Omit all images, then return the remaining material exactly as it stands.

[Entries from a dataset]
··········
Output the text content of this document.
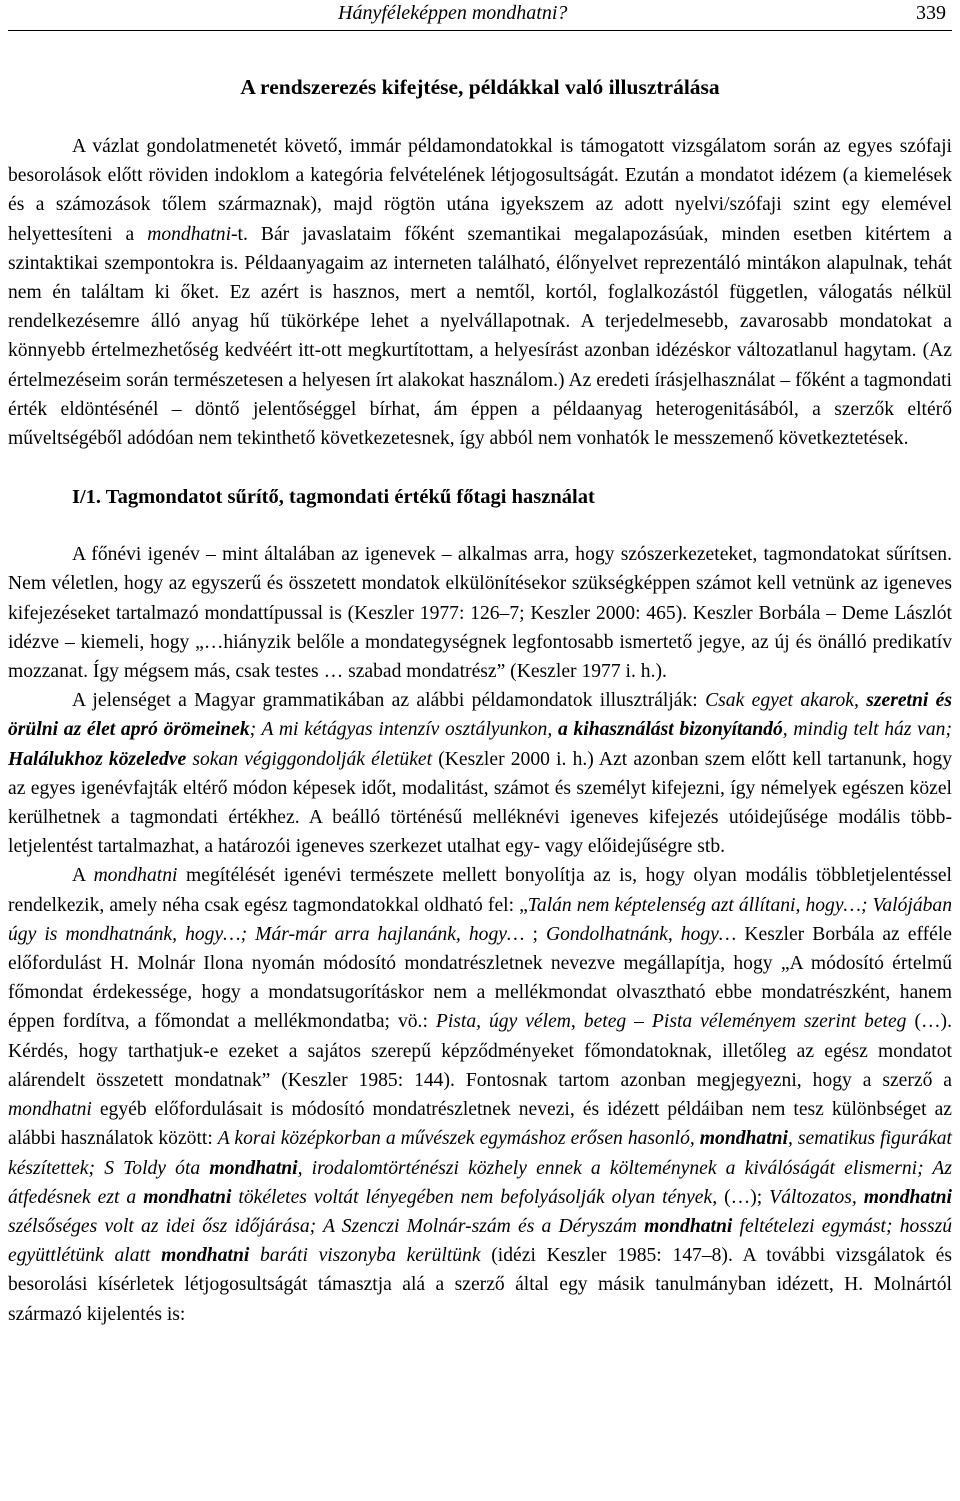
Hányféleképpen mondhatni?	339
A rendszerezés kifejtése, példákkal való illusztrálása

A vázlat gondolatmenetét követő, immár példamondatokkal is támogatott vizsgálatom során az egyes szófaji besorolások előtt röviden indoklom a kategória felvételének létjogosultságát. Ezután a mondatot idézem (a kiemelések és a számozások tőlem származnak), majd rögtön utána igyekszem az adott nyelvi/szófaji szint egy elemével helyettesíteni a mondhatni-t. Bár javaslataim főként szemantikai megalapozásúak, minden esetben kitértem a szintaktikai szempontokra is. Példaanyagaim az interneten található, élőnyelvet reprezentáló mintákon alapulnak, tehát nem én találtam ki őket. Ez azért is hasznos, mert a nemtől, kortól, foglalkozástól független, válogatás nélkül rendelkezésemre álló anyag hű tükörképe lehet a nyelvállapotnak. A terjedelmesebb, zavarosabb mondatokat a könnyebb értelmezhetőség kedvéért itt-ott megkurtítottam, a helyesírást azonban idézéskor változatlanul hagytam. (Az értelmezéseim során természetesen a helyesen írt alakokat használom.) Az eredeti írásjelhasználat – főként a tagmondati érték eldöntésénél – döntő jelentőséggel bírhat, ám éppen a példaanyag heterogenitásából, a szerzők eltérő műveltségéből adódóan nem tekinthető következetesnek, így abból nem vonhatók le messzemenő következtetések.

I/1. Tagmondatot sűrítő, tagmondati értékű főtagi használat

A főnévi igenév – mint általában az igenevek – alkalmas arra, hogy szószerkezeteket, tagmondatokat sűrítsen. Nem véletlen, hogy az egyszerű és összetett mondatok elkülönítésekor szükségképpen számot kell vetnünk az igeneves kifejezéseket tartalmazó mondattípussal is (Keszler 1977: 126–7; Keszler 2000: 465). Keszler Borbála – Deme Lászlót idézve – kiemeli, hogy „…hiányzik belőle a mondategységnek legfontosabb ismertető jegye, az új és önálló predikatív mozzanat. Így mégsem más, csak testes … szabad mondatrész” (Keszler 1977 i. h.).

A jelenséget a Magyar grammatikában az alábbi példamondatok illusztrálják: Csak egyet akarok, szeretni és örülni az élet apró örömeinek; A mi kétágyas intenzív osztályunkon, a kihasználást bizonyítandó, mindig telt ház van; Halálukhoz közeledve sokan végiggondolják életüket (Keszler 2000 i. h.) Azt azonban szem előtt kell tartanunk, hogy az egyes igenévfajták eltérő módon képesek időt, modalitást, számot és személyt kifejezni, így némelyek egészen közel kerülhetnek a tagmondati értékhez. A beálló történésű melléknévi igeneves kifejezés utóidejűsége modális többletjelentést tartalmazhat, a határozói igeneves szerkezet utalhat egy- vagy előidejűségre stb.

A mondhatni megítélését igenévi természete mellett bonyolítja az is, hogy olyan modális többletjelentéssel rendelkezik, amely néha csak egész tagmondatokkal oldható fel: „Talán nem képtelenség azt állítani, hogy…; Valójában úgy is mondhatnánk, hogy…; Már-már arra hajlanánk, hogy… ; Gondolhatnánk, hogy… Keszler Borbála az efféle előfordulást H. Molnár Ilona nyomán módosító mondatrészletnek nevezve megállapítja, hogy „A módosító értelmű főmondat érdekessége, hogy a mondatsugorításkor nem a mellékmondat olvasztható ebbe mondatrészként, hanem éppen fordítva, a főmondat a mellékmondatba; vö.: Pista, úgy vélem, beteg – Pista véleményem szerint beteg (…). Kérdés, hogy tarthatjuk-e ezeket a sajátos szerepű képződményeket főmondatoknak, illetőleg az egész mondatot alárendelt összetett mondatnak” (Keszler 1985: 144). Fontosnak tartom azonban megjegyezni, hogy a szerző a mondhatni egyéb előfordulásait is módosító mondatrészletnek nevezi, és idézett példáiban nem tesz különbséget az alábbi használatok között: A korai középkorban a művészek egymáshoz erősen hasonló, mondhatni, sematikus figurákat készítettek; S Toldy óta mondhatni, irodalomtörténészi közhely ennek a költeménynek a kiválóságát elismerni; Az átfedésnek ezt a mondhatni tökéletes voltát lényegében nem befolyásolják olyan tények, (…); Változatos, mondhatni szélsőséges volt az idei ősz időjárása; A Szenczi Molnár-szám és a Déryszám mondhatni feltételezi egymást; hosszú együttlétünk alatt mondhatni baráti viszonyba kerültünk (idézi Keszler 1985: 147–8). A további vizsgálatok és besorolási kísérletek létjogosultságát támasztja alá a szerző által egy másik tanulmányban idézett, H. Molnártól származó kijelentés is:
··········
**Result of the exercise**:
Output the text content of this document.
Hányféleképpen mondhatni?	339
A rendszerezés kifejtése, példákkal való illusztrálása

A vázlat gondolatmenetét követő, immár példamondatokkal is támogatott vizsgálatom során az egyes szófaji besorolások előtt röviden indoklom a kategória felvételének létjogosultságát. Ezután a mondatot idézem (a kiemelések és a számozások tőlem származnak), majd rögtön utána igyekszem az adott nyelvi/szófaji szint egy elemével helyettesíteni a mondhatni-t. Bár javaslataim főként szemantikai megalapozásúak, minden esetben kitértem a szintaktikai szempontokra is. Példaanyagaim az interneten található, élőnyelvet reprezentáló mintákon alapulnak, tehát nem én találtam ki őket. Ez azért is hasznos, mert a nemtől, kortól, foglalkozástól független, válogatás nélkül rendelkezésemre álló anyag hű tükörképe lehet a nyelvállapotnak. A terjedelmesebb, zavarosabb mondatokat a könnyebb értelmezhetőség kedvéért itt-ott megkurtítottam, a helyesírást azonban idézéskor változatlanul hagytam. (Az értelmezéseim során természetesen a helyesen írt alakokat használom.) Az eredeti írásjelhasználat – főként a tagmondati érték eldöntésénél – döntő jelentőséggel bírhat, ám éppen a példaanyag heterogenitásából, a szerzők eltérő műveltségéből adódóan nem tekinthető következetesnek, így abból nem vonhatók le messzemenő következtetések.

I/1. Tagmondatot sűrítő, tagmondati értékű főtagi használat

A főnévi igenév – mint általában az igenevek – alkalmas arra, hogy szószerkezeteket, tagmondatokat sűrítsen. Nem véletlen, hogy az egyszerű és összetett mondatok elkülönítésekor szükségképpen számot kell vetnünk az igeneves kifejezéseket tartalmazó mondattípussal is (Keszler 1977: 126–7; Keszler 2000: 465). Keszler Borbála – Deme Lászlót idézve – kiemeli, hogy „…hiányzik belőle a mondategységnek legfontosabb ismertető jegye, az új és önálló predikatív mozzanat. Így mégsem más, csak testes … szabad mondatrész” (Keszler 1977 i. h.).

A jelenséget a Magyar grammatikában az alábbi példamondatok illusztrálják: Csak egyet akarok, szeretni és örülni az élet apró örömeinek; A mi kétágyas intenzív osztályunkon, a kihasználást bizonyítandó, mindig telt ház van; Halálukhoz közeledve sokan végiggondolják életüket (Keszler 2000 i. h.) Azt azonban szem előtt kell tartanunk, hogy az egyes igenévfajták eltérő módon képesek időt, modalitást, számot és személyt kifejezni, így némelyek egészen közel kerülhetnek a tagmondati értékhez. A beálló történésű melléknévi igeneves kifejezés utóidejűsége modális többletjelentést tartalmazhat, a határozói igeneves szerkezet utalhat egy- vagy előidejűségre stb.

A mondhatni megítélését igenévi természete mellett bonyolítja az is, hogy olyan modális többletjelentéssel rendelkezik, amely néha csak egész tagmondatokkal oldható fel: „Talán nem képtelenség azt állítani, hogy…; Valójában úgy is mondhatnánk, hogy…; Már-már arra hajlanánk, hogy… ; Gondolhatnánk, hogy… Keszler Borbála az efféle előfordulást H. Molnár Ilona nyomán módosító mondatrészletnek nevezve megállapítja, hogy „A módosító értelmű főmondat érdekessége, hogy a mondatsugorításkor nem a mellékmondat olvasztható ebbe mondatrészként, hanem éppen fordítva, a főmondat a mellékmondatba; vö.: Pista, úgy vélem, beteg – Pista véleményem szerint beteg (…). Kérdés, hogy tarthatjuk-e ezeket a sajátos szerepű képződményeket főmondatoknak, illetőleg az egész mondatot alárendelt összetett mondatnak” (Keszler 1985: 144). Fontosnak tartom azonban megjegyezni, hogy a szerző a mondhatni egyéb előfordulásait is módosító mondatrészletnek nevezi, és idézett példáiban nem tesz különbséget az alábbi használatok között: A korai középkorban a művészek egymáshoz erősen hasonló, mondhatni, sematikus figurákat készítettek; S Toldy óta mondhatni, irodalomtörténészi közhely ennek a költeménynek a kiválóságát elismerni; Az átfedésnek ezt a mondhatni tökéletes voltát lényegében nem befolyásolják olyan tények, (…); Változatos, mondhatni szélsőséges volt az idei ősz időjárása; A Szenczi Molnár-szám és a Déryszám mondhatni feltételezi egymást; hosszú együttlétünk alatt mondhatni baráti viszonyba kerültünk (idézi Keszler 1985: 147–8). A további vizsgálatok és besorolási kísérletek létjogosultságát támasztja alá a szerző által egy másik tanulmányban idézett, H. Molnártól származó kijelentés is:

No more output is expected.